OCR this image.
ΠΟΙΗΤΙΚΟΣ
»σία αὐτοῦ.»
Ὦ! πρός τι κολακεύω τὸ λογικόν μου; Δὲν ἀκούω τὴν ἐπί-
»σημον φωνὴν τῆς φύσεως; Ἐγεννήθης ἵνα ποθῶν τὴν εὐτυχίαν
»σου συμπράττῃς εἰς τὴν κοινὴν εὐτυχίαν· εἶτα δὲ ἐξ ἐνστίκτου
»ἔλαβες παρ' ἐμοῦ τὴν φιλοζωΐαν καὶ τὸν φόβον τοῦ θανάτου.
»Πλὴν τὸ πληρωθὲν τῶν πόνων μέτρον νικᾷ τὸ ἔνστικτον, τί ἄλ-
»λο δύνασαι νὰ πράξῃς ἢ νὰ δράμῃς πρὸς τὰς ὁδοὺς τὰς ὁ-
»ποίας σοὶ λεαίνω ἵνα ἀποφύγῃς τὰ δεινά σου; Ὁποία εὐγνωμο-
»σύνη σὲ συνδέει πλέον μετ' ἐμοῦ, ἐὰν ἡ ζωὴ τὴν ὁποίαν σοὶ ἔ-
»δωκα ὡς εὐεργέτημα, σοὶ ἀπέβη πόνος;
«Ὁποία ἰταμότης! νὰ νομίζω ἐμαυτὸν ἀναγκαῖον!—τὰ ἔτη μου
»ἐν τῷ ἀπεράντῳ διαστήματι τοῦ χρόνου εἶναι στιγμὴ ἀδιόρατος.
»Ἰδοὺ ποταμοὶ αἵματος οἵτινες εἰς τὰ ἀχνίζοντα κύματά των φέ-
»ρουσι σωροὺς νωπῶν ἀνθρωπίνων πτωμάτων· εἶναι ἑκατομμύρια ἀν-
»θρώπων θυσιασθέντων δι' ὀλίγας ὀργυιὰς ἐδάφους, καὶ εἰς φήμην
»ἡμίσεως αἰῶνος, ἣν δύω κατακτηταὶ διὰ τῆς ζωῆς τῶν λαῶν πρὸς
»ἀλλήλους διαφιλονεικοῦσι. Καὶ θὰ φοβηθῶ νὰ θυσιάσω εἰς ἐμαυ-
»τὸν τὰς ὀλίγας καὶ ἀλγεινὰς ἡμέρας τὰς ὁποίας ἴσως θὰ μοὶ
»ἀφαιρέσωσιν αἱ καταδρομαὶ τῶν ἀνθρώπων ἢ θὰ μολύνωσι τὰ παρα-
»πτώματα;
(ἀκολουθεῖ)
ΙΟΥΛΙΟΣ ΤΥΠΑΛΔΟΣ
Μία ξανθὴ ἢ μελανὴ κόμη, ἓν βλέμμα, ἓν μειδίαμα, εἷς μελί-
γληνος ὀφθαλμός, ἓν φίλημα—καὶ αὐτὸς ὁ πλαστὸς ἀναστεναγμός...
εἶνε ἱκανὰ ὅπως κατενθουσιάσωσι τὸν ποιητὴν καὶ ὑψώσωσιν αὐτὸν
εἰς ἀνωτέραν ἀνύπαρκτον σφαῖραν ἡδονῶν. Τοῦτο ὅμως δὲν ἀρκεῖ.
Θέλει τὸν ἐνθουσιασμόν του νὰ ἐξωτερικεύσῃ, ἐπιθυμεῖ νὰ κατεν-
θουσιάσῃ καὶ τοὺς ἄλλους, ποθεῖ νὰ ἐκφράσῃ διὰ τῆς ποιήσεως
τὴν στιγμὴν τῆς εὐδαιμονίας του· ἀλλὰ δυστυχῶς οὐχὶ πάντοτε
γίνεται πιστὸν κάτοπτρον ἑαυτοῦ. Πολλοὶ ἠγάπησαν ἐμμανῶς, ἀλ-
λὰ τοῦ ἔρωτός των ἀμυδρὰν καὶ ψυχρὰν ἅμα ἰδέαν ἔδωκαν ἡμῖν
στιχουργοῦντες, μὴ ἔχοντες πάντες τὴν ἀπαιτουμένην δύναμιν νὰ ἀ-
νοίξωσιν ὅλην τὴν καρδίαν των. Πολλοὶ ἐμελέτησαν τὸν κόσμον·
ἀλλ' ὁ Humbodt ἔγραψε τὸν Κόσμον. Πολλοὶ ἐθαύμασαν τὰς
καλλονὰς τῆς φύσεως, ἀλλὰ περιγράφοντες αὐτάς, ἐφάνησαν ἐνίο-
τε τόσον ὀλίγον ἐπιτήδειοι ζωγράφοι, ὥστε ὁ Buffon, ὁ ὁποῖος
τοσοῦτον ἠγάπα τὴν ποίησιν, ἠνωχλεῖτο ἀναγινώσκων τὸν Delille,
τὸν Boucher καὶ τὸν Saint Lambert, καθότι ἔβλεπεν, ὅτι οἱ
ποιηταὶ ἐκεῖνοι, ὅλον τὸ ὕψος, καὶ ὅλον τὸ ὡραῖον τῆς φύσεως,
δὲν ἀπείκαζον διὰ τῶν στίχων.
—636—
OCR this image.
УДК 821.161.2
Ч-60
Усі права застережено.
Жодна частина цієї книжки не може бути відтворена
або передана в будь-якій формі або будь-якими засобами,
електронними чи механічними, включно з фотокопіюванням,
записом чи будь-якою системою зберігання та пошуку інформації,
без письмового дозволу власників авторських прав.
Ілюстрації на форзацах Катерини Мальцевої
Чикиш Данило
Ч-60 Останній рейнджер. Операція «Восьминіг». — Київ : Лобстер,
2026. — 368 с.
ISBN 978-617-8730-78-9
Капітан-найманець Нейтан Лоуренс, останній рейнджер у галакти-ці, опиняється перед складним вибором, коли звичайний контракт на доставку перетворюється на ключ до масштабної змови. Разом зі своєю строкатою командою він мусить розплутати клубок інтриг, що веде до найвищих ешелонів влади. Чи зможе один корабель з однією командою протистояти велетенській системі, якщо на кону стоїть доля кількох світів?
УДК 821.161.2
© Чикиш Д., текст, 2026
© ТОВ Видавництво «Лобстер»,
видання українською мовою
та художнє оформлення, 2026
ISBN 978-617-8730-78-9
--------------------------------------------------
Exactly reproduce all of the entries.

OCR this image.
ΠΟΙΗΤΙΚΟΣ
»σία αὐτοῦ.»
Ὦ! πρός τι κολακεύω τὸ λογικόν μου; Δὲν ἀκούω τὴν ἐπί-
»σημον φωνὴν τῆς φύσεως; Ἐγεννήθης ἵνα ποθῶν τὴν εὐτυχίαν
»σου συμπράττῃς εἰς τὴν κοινὴν εὐτυχίαν· εἶτα δὲ ἐξ ἐνστίκτου
»ἔλαβες παρ' ἐμοῦ τὴν φιλοζωΐαν καὶ τὸν φόβον τοῦ θανάτου.
»Πλὴν τὸ πληρωθὲν τῶν πόνων μέτρον νικᾷ τὸ ἔνστικτον, τί ἄλ-
»λο δύνασαι νὰ πράξῃς ἢ νὰ δράμῃς πρὸς τὰς ὁδοὺς τὰς ὁ-
»ποίας σοὶ λεαίνω ἵνα ἀποφύγῃς τὰ δεινά σου; Ὁποία εὐγνωμο-
»σύνη σὲ συνδέει πλέον μετ' ἐμοῦ, ἐὰν ἡ ζωὴ τὴν ὁποίαν σοὶ ἔ-
»δωκα ὡς εὐεργέτημα, σοὶ ἀπέβη πόνος;
«Ὁποία ἰταμότης! νὰ νομίζω ἐμαυτὸν ἀναγκαῖον!—τὰ ἔτη μου
»ἐν τῷ ἀπεράντῳ διαστήματι τοῦ χρόνου εἶναι στιγμὴ ἀδιόρατος.
»Ἰδοὺ ποταμοὶ αἵματος οἵτινες εἰς τὰ ἀχνίζοντα κύματά των φέ-
»ρουσι σωροὺς νωπῶν ἀνθρωπίνων πτωμάτων· εἶναι ἑκατομμύρια ἀν-
»θρώπων θυσιασθέντων δι' ὀλίγας ὀργυιὰς ἐδάφους, καὶ εἰς φήμην
»ἡμίσεως αἰῶνος, ἣν δύω κατακτηταὶ διὰ τῆς ζωῆς τῶν λαῶν πρὸς
»ἀλλήλους διαφιλονεικοῦσι. Καὶ θὰ φοβηθῶ νὰ θυσιάσω εἰς ἐμαυ-
»τὸν τὰς ὀλίγας καὶ ἀλγεινὰς ἡμέρας τὰς ὁποίας ἴσως θὰ μοὶ
»ἀφαιρέσωσιν αἱ καταδρομαὶ τῶν ἀνθρώπων ἢ θὰ μολύνωσι τὰ παρα-
»πτώματα;
(ἀκολουθεῖ)
ΙΟΥΛΙΟΣ ΤΥΠΑΛΔΟΣ
Μία ξανθὴ ἢ μελανὴ κόμη, ἓν βλέμμα, ἓν μειδίαμα, εἷς μελί-
γληνος ὀφθαλμός, ἓν φίλημα—καὶ αὐτὸς ὁ πλαστὸς ἀναστεναγμός...
εἶνε ἱκανὰ ὅπως κατενθουσιάσωσι τὸν ποιητὴν καὶ ὑψώσωσιν αὐτὸν
εἰς ἀνωτέραν ἀνύπαρκτον σφαῖραν ἡδονῶν. Τοῦτο ὅμως δὲν ἀρκεῖ.
Θέλει τὸν ἐνθουσιασμόν του νὰ ἐξωτερικεύσῃ, ἐπιθυμεῖ νὰ κατεν-
θουσιάσῃ καὶ τοὺς ἄλλους, ποθεῖ νὰ ἐκφράσῃ διὰ τῆς ποιήσεως
τὴν στιγμὴν τῆς εὐδαιμονίας του· ἀλλὰ δυστυχῶς οὐχὶ πάντοτε
γίνεται πιστὸν κάτοπτρον ἑαυτοῦ. Πολλοὶ ἠγάπησαν ἐμμανῶς, ἀλ-
λὰ τοῦ ἔρωτός των ἀμυδρὰν καὶ ψυχρὰν ἅμα ἰδέαν ἔδωκαν ἡμῖν
στιχουργοῦντες, μὴ ἔχοντες πάντες τὴν ἀπαιτουμένην δύναμιν νὰ ἀ-
νοίξωσιν ὅλην τὴν καρδίαν των. Πολλοὶ ἐμελέτησαν τὸν κόσμον·
ἀλλ' ὁ Humbodt ἔγραψε τὸν Κόσμον. Πολλοὶ ἐθαύμασαν τὰς
καλλονὰς τῆς φύσεως, ἀλλὰ περιγράφοντες αὐτάς, ἐφάνησαν ἐνίο-
τε τόσον ὀλίγον ἐπιτήδειοι ζωγράφοι, ὥστε ὁ Buffon, ὁ ὁποῖος
τοσοῦτον ἠγάπα τὴν ποίησιν, ἠνωχλεῖτο ἀναγινώσκων τὸν Delille,
τὸν Boucher καὶ τὸν Saint Lambert, καθότι ἔβλεπεν, ὅτι οἱ
ποιηταὶ ἐκεῖνοι, ὅλον τὸ ὕψος, καὶ ὅλον τὸ ὡραῖον τῆς φύσεως,
δὲν ἀπείκαζον διὰ τῶν στίχων.
—636—
OCR this image.
УДК 821.161.2
Ч-60
Усі права застережено.
Жодна частина цієї книжки не може бути відтворена
або передана в будь-якій формі або будь-якими засобами,
електронними чи механічними, включно з фотокопіюванням,
записом чи будь-якою системою зберігання та пошуку інформації,
без письмового дозволу власників авторських прав.
Ілюстрації на форзацах Катерини Мальцевої
Чикиш Данило
Ч-60 Останній рейнджер. Операція «Восьминіг». — Київ : Лобстер,
2026. — 368 с.
ISBN 978-617-8730-78-9
Капітан-найманець Нейтан Лоуренс, останній рейнджер у галакти-ці, опиняється перед складним вибором, коли звичайний контракт на доставку перетворюється на ключ до масштабної змови. Разом зі своєю строкатою командою він мусить розплутати клубок інтриг, що веде до найвищих ешелонів влади. Чи зможе один корабель з однією командою протистояти велетенській системі, якщо на кону стоїть доля кількох світів?
УДК 821.161.2
© Чикиш Д., текст, 2026
© ТОВ Видавництво «Лобстер»,
видання українською мовою
та художнє оформлення, 2026
ISBN 978-617-8730-78-9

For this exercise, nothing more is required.